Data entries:
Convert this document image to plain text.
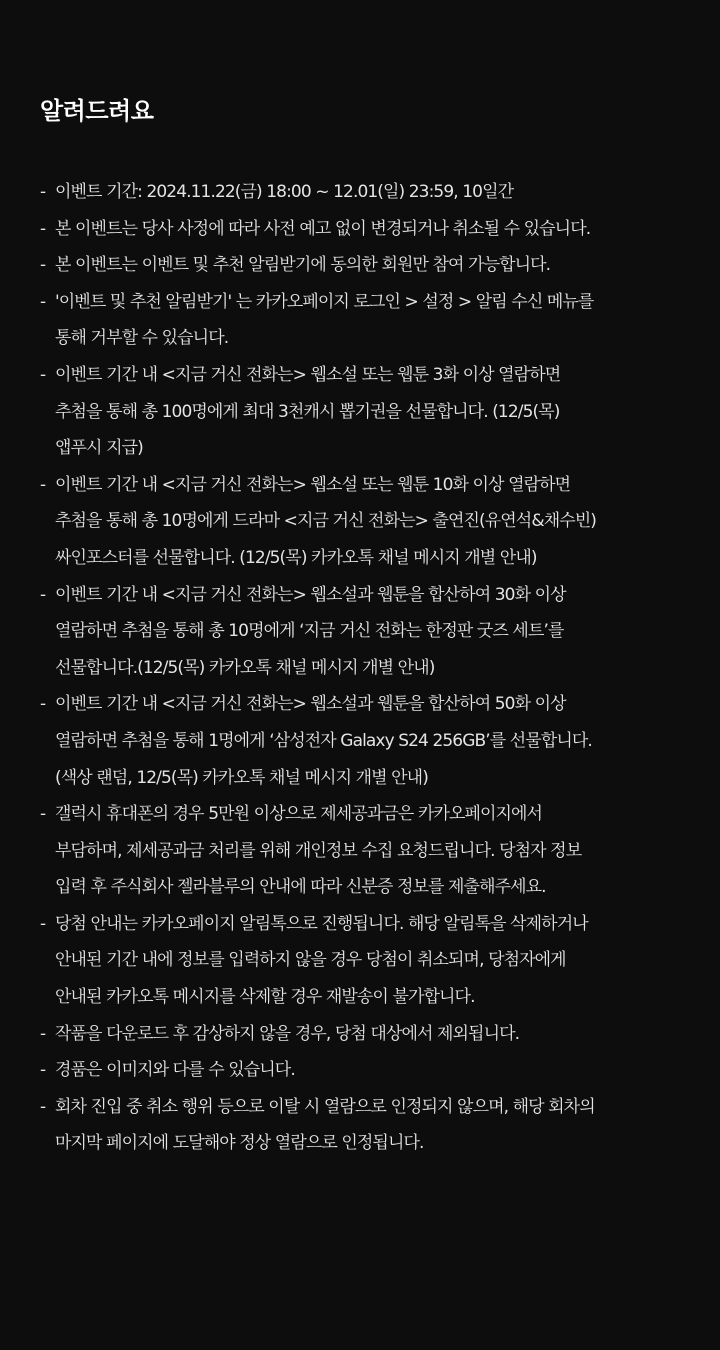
알려드려요
- 이벤트 기간: 2024.11.22(금) 18:00 ~ 12.01(일) 23:59, 10일간
- 본 이벤트는 당사 사정에 따라 사전 예고 없이 변경되거나 취소될 수 있습니다.
- 본 이벤트는 이벤트 및 추천 알림받기에 동의한 회원만 참여 가능합니다.
- '이벤트 및 추천 알림받기' 는 카카오페이지 로그인 > 설정 > 알림 수신 메뉴를
통해 거부할 수 있습니다.
- 이벤트 기간 내 <지금 거신 전화는> 웹소설 또는 웹툰 3화 이상 열람하면
추첨을 통해 총 100명에게 최대 3천캐시 뽑기권을 선물합니다. (12/5(목)
앱푸시 지급)
- 이벤트 기간 내 <지금 거신 전화는> 웹소설 또는 웹툰 10화 이상 열람하면
추첨을 통해 총 10명에게 드라마 <지금 거신 전화는> 출연진(유연석&채수빈)
싸인포스터를 선물합니다. (12/5(목) 카카오톡 채널 메시지 개별 안내)
- 이벤트 기간 내 <지금 거신 전화는> 웹소설과 웹툰을 합산하여 30화 이상
열람하면 추첨을 통해 총 10명에게 ‘지금 거신 전화는 한정판 굿즈 세트’를
선물합니다.(12/5(목) 카카오톡 채널 메시지 개별 안내)
- 이벤트 기간 내 <지금 거신 전화는> 웹소설과 웹툰을 합산하여 50화 이상
열람하면 추첨을 통해 1명에게 ‘삼성전자 Galaxy S24 256GB’를 선물합니다.
(색상 랜덤, 12/5(목) 카카오톡 채널 메시지 개별 안내)
- 갤럭시 휴대폰의 경우 5만원 이상으로 제세공과금은 카카오페이지에서
부담하며, 제세공과금 처리를 위해 개인정보 수집 요청드립니다. 당첨자 정보
입력 후 주식회사 젤라블루의 안내에 따라 신분증 정보를 제출해주세요.
- 당첨 안내는 카카오페이지 알림톡으로 진행됩니다. 해당 알림톡을 삭제하거나
안내된 기간 내에 정보를 입력하지 않을 경우 당첨이 취소되며, 당첨자에게
안내된 카카오톡 메시지를 삭제할 경우 재발송이 불가합니다.
- 작품을 다운로드 후 감상하지 않을 경우, 당첨 대상에서 제외됩니다.
- 경품은 이미지와 다를 수 있습니다.
- 회차 진입 중 취소 행위 등으로 이탈 시 열람으로 인정되지 않으며, 해당 회차의
마지막 페이지에 도달해야 정상 열람으로 인정됩니다.
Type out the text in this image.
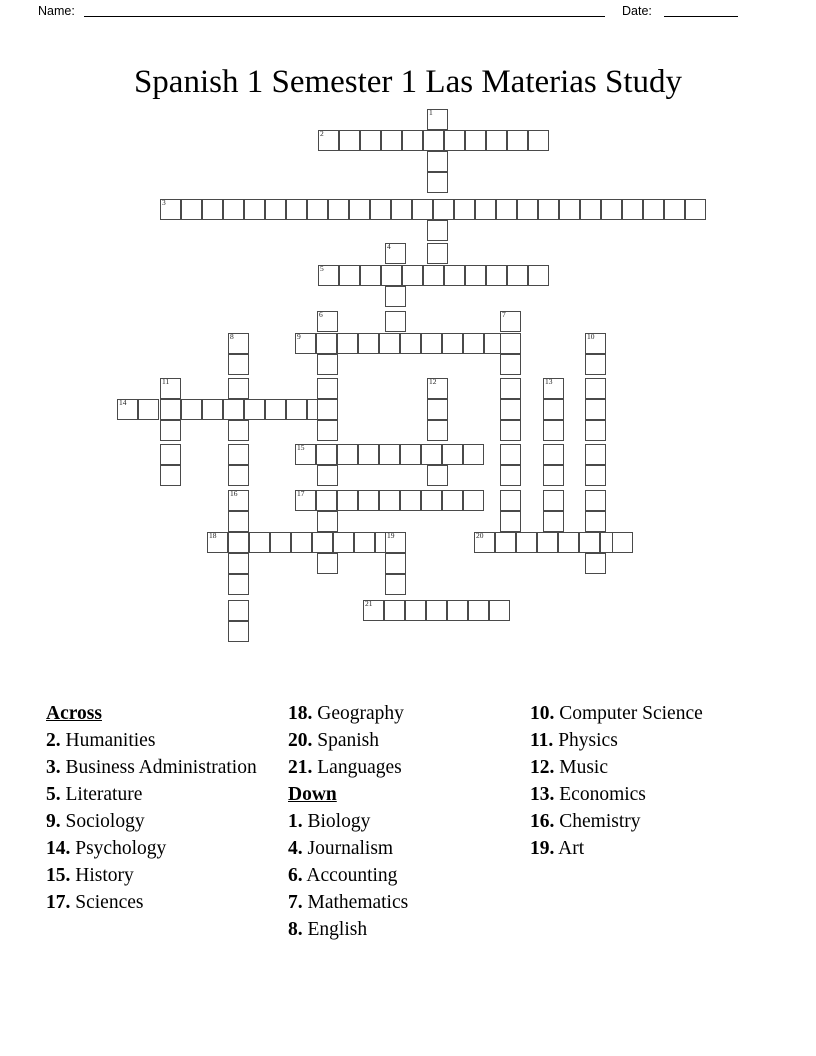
Name:	Date:
Spanish 1 Semester 1 Las Materias Study
1
2
3
4
5
6	7
8	10
9
11	12	13
14
15
16	17
18	19	20
21
Across
2. Humanities
3. Business Administration
5. Literature
9. Sociology
14. Psychology
15. History
17. Sciences
18. Geography
20. Spanish
21. Languages
Down
1. Biology
4. Journalism
6. Accounting
7. Mathematics
8. English
10. Computer Science
11. Physics
12. Music
13. Economics
16. Chemistry
19. Art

- SET PROBLEM
Find every line that has "카카오톡" in it, then return those lines.

- WRITTEN SOLUTION
싸인포스터를 선물합니다. (12/5(목) 카카오톡 채널 메시지 개별 안내)
선물합니다.(12/5(목) 카카오톡 채널 메시지 개별 안내)
(색상 랜덤, 12/5(목) 카카오톡 채널 메시지 개별 안내)
안내된 카카오톡 메시지를 삭제할 경우 재발송이 불가합니다.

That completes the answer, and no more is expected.